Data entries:
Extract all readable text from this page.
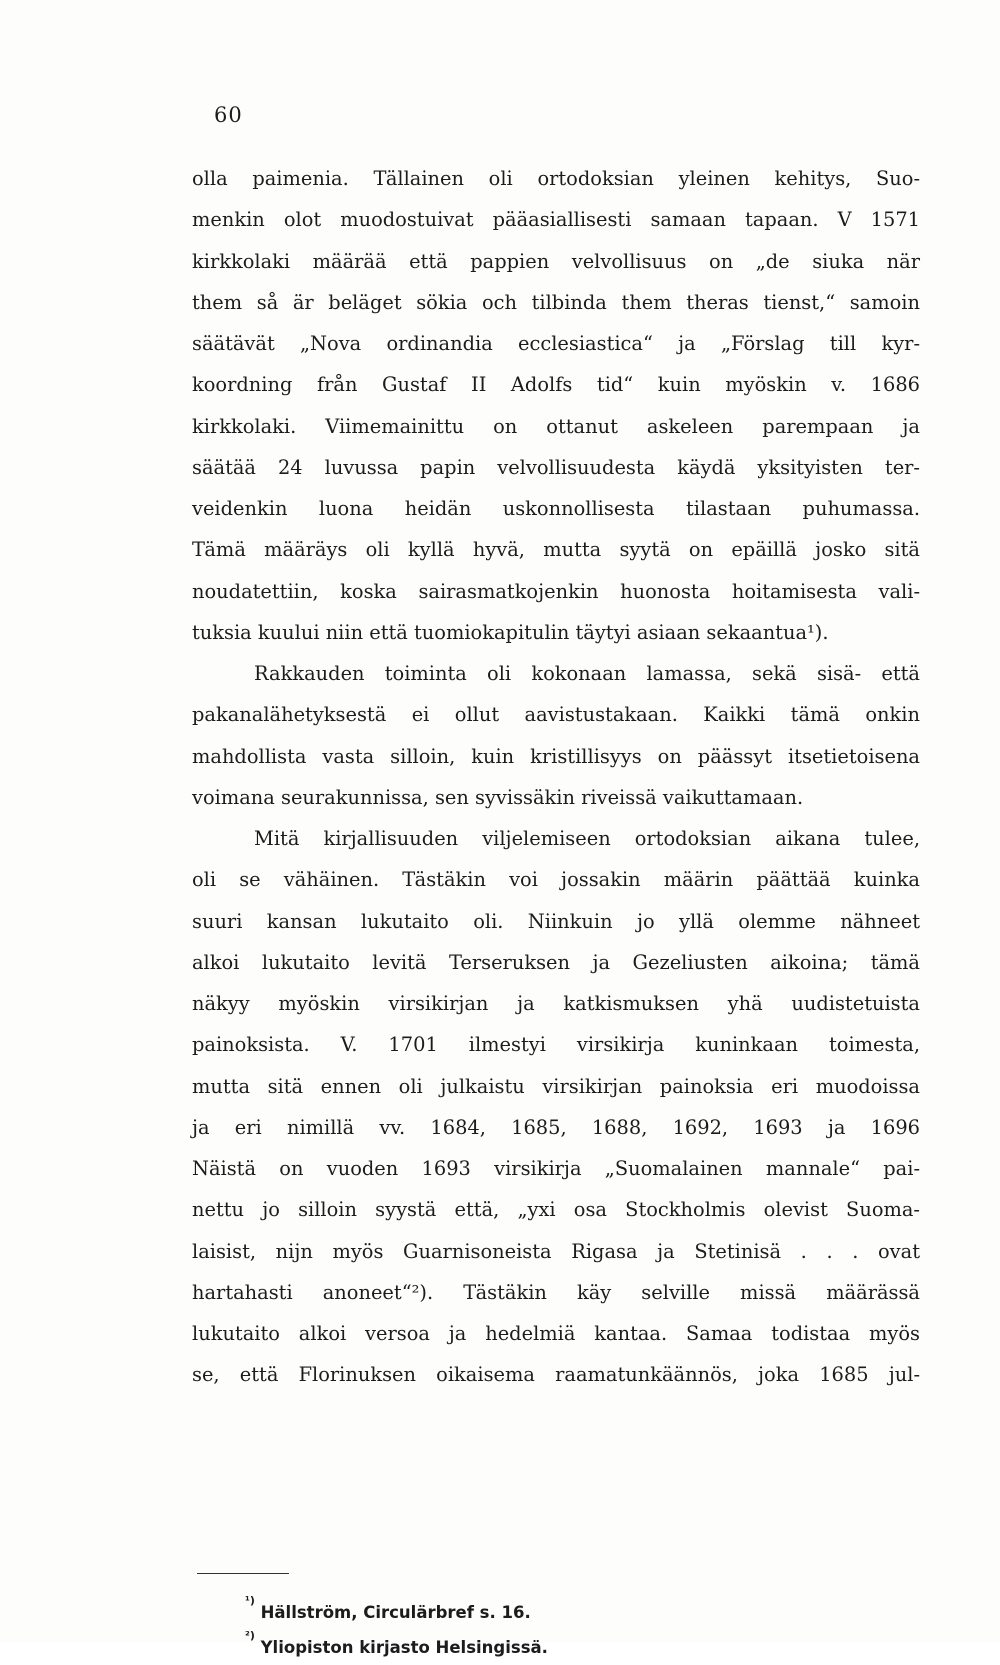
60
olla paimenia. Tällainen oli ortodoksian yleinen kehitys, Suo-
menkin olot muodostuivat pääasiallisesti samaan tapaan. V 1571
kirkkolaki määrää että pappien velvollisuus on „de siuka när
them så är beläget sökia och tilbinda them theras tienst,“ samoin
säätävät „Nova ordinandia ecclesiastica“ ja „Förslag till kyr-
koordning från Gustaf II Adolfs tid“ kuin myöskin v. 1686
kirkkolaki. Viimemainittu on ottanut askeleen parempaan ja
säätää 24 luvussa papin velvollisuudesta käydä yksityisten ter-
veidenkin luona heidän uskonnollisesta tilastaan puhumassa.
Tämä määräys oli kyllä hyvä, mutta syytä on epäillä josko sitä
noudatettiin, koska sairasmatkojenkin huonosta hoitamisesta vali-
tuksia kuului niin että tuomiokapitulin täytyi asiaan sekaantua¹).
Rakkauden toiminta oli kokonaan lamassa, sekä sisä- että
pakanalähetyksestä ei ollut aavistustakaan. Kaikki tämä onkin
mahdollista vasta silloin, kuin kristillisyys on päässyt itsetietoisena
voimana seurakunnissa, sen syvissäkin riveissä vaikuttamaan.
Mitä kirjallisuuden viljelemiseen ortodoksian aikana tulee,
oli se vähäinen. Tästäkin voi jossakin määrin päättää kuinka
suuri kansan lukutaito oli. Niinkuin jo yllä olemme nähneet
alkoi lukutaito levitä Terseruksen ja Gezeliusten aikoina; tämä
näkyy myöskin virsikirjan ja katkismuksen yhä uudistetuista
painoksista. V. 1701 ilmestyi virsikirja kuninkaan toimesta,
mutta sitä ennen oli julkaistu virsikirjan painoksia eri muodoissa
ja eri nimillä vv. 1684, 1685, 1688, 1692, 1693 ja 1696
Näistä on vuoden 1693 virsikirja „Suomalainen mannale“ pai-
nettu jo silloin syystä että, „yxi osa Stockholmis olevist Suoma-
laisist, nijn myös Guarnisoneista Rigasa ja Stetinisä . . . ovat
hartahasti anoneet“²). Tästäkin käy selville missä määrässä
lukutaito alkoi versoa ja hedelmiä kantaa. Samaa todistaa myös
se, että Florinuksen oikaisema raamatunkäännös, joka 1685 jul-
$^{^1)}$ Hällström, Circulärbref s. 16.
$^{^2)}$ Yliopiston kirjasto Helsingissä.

DIRECTIONS FOR THIS TASK
Reproduce each line exactly as it appears, omitting the pictures.

SOLUTION
Extract all readable text from this page.
60
olla paimenia. Tällainen oli ortodoksian yleinen kehitys, Suo-
menkin olot muodostuivat pääasiallisesti samaan tapaan. V 1571
kirkkolaki määrää että pappien velvollisuus on „de siuka när
them så är beläget sökia och tilbinda them theras tienst,“ samoin
säätävät „Nova ordinandia ecclesiastica“ ja „Förslag till kyr-
koordning från Gustaf II Adolfs tid“ kuin myöskin v. 1686
kirkkolaki. Viimemainittu on ottanut askeleen parempaan ja
säätää 24 luvussa papin velvollisuudesta käydä yksityisten ter-
veidenkin luona heidän uskonnollisesta tilastaan puhumassa.
Tämä määräys oli kyllä hyvä, mutta syytä on epäillä josko sitä
noudatettiin, koska sairasmatkojenkin huonosta hoitamisesta vali-
tuksia kuului niin että tuomiokapitulin täytyi asiaan sekaantua¹).
Rakkauden toiminta oli kokonaan lamassa, sekä sisä- että
pakanalähetyksestä ei ollut aavistustakaan. Kaikki tämä onkin
mahdollista vasta silloin, kuin kristillisyys on päässyt itsetietoisena
voimana seurakunnissa, sen syvissäkin riveissä vaikuttamaan.
Mitä kirjallisuuden viljelemiseen ortodoksian aikana tulee,
oli se vähäinen. Tästäkin voi jossakin määrin päättää kuinka
suuri kansan lukutaito oli. Niinkuin jo yllä olemme nähneet
alkoi lukutaito levitä Terseruksen ja Gezeliusten aikoina; tämä
näkyy myöskin virsikirjan ja katkismuksen yhä uudistetuista
painoksista. V. 1701 ilmestyi virsikirja kuninkaan toimesta,
mutta sitä ennen oli julkaistu virsikirjan painoksia eri muodoissa
ja eri nimillä vv. 1684, 1685, 1688, 1692, 1693 ja 1696
Näistä on vuoden 1693 virsikirja „Suomalainen mannale“ pai-
nettu jo silloin syystä että, „yxi osa Stockholmis olevist Suoma-
laisist, nijn myös Guarnisoneista Rigasa ja Stetinisä . . . ovat
hartahasti anoneet“²). Tästäkin käy selville missä määrässä
lukutaito alkoi versoa ja hedelmiä kantaa. Samaa todistaa myös
se, että Florinuksen oikaisema raamatunkäännös, joka 1685 jul-
$^{^1)}$ Hällström, Circulärbref s. 16.
$^{^2)}$ Yliopiston kirjasto Helsingissä.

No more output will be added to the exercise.